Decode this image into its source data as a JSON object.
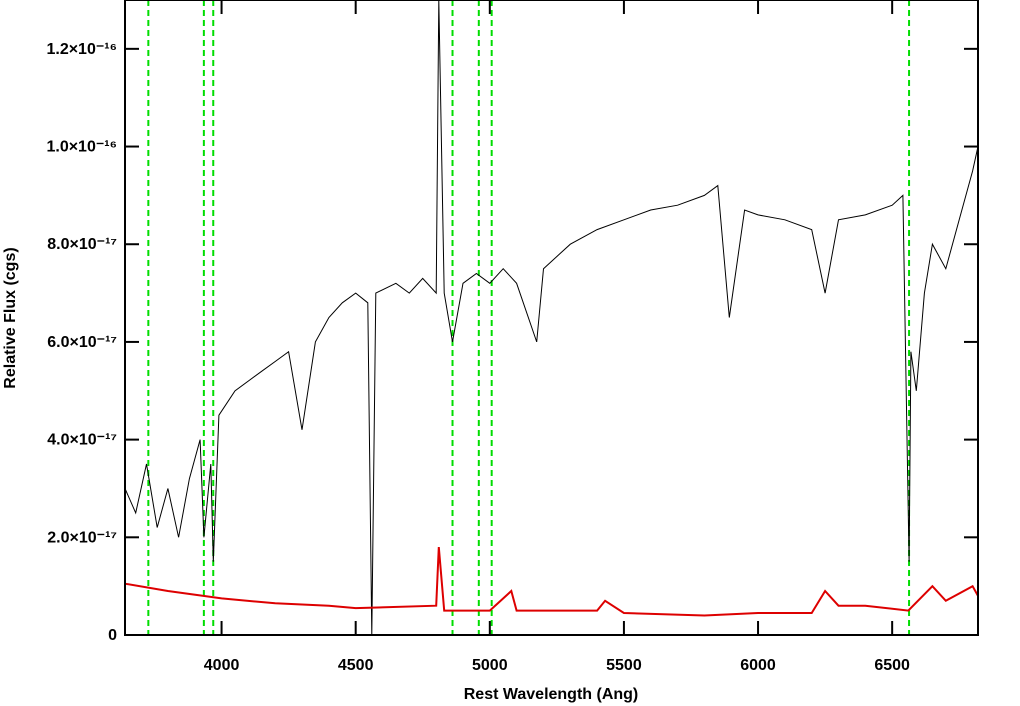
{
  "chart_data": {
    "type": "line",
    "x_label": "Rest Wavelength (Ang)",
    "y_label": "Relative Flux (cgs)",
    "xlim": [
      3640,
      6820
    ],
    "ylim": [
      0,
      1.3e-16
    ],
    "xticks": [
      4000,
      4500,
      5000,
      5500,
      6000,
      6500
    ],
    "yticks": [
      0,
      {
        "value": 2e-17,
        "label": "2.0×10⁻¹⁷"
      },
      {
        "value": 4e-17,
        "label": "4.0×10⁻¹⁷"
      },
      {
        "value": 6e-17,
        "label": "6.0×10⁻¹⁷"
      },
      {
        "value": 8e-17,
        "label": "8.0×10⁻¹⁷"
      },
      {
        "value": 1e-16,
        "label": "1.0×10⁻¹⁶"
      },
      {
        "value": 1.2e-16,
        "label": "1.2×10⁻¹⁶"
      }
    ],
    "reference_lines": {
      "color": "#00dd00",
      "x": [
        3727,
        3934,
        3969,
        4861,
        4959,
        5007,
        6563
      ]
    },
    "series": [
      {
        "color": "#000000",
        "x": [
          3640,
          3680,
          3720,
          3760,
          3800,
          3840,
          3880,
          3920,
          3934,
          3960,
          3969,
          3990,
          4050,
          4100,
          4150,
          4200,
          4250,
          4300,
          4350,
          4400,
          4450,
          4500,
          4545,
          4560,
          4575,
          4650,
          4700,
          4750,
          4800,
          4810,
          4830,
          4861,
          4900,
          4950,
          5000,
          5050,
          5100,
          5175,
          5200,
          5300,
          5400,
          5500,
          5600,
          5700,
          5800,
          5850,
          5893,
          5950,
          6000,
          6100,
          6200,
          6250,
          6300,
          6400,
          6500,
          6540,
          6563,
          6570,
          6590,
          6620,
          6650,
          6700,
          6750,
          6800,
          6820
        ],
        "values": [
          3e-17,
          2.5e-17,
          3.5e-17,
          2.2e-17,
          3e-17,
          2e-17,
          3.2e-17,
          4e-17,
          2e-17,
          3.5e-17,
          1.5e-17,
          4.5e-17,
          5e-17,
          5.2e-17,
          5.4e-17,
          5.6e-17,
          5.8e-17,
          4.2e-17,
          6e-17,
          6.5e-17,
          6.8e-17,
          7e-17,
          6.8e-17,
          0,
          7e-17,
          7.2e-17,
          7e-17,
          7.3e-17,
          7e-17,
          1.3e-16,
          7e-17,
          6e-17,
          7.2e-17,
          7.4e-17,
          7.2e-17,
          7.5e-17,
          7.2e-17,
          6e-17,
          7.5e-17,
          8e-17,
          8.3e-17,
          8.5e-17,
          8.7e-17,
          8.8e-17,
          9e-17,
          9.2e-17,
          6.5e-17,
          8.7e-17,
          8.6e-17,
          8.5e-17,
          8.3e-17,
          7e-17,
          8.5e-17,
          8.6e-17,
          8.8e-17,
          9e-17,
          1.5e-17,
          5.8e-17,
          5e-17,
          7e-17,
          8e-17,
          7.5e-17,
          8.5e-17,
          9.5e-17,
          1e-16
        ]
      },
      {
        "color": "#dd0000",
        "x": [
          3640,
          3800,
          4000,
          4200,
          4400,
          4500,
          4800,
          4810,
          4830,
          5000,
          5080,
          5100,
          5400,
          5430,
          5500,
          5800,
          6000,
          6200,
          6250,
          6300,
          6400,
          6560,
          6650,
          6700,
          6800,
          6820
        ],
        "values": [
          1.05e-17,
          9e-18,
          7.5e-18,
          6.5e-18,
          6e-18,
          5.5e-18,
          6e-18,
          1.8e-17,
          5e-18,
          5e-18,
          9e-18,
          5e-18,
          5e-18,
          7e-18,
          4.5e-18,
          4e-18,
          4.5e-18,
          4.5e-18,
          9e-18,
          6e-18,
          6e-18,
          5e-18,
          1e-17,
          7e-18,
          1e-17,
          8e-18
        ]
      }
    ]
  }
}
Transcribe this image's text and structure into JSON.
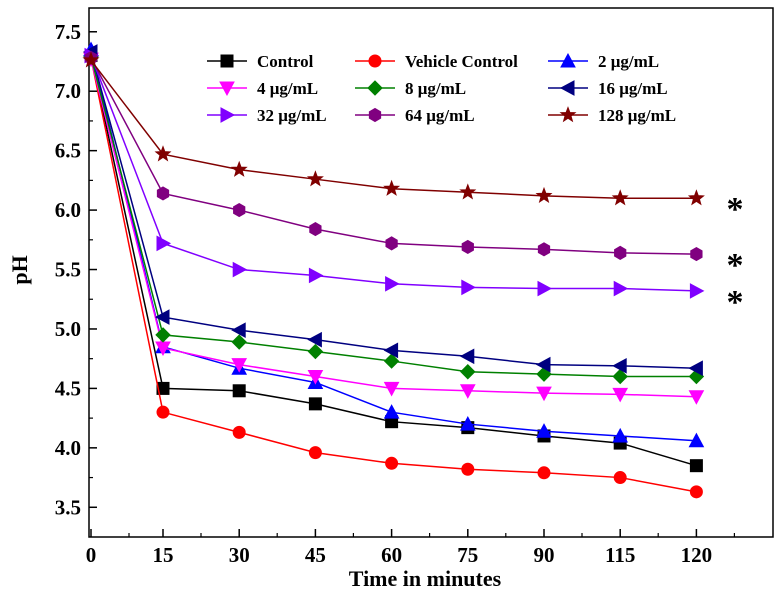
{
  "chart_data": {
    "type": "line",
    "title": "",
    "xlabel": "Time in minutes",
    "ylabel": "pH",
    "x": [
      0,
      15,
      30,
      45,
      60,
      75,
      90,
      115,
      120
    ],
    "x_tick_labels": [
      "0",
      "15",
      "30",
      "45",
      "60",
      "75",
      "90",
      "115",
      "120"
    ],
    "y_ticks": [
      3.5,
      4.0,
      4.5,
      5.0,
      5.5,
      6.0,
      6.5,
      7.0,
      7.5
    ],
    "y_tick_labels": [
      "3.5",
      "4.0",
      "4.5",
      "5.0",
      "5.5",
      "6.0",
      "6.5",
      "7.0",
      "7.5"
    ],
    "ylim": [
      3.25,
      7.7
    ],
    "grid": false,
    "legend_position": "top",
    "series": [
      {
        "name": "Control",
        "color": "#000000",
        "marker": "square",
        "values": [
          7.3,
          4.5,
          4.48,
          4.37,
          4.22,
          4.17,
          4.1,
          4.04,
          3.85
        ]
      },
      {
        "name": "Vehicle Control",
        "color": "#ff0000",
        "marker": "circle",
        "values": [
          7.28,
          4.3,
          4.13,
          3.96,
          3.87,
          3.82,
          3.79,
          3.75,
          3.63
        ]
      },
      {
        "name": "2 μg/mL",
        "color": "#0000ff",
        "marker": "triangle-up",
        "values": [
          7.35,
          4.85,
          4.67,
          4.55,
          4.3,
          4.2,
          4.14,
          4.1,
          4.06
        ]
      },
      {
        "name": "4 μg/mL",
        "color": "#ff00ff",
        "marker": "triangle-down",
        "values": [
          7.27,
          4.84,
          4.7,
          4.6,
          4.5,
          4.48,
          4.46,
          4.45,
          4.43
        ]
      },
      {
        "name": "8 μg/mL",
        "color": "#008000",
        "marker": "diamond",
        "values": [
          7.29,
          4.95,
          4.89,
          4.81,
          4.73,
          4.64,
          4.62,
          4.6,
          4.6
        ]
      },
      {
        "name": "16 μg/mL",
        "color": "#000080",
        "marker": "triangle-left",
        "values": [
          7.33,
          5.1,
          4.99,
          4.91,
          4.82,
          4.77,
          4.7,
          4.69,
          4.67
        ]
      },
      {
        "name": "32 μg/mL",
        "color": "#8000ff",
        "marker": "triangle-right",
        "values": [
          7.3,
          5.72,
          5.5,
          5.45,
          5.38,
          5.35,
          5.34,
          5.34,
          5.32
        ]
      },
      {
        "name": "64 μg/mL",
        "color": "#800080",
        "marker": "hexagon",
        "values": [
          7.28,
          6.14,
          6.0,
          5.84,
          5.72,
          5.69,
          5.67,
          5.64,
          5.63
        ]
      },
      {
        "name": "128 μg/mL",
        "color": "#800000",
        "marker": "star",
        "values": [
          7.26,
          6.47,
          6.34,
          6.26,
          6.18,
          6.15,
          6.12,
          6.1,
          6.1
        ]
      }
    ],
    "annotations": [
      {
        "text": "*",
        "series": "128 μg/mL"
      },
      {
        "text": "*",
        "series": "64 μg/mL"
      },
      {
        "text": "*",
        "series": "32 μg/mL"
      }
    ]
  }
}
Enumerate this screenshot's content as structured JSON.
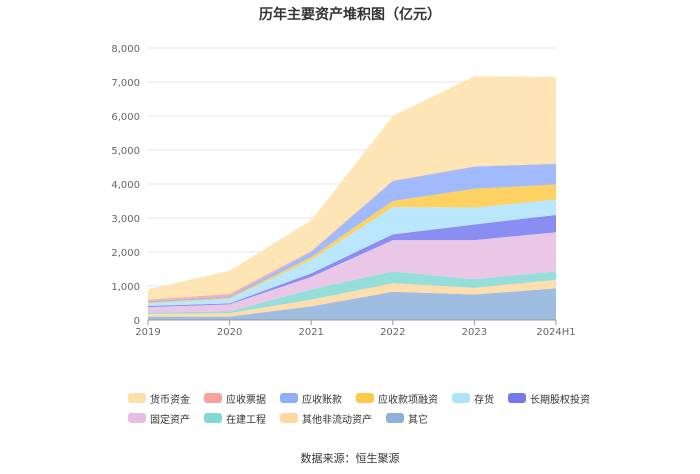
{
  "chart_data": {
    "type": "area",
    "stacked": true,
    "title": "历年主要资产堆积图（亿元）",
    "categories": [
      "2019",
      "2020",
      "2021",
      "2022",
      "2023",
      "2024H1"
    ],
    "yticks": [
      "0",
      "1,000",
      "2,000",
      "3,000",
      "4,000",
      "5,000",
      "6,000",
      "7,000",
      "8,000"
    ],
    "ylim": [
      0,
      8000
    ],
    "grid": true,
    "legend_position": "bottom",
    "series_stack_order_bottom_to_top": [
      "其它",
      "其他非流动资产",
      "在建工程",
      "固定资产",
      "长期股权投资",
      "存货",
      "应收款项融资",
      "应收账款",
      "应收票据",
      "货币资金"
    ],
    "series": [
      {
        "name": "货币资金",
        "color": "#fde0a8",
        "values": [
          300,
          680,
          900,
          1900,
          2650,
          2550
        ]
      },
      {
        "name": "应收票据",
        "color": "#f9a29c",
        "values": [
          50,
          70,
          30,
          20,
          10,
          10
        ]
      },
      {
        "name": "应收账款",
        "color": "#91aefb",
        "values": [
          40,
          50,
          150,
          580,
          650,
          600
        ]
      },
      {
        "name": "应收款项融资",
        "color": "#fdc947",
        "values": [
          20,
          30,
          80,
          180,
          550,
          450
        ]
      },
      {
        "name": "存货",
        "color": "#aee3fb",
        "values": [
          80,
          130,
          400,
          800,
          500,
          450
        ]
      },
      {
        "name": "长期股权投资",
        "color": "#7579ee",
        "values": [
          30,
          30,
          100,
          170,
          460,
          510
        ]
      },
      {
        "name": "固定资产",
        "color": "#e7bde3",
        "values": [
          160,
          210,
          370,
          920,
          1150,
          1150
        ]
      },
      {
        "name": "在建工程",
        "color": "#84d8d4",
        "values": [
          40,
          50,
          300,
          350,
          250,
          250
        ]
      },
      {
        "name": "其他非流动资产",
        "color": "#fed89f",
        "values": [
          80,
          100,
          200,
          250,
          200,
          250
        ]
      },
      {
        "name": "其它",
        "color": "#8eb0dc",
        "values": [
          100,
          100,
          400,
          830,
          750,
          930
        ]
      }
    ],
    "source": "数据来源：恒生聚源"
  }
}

--------

» TASK TO CARRY OUT
Your task is to pick out every line with the string "JSON" and copy it.

» FINISHED ANSWER
Decode this image into its source data as a JSON object.
Transcribe this image's text and structure into JSON.
Enumerate this screenshot's content as structured JSON.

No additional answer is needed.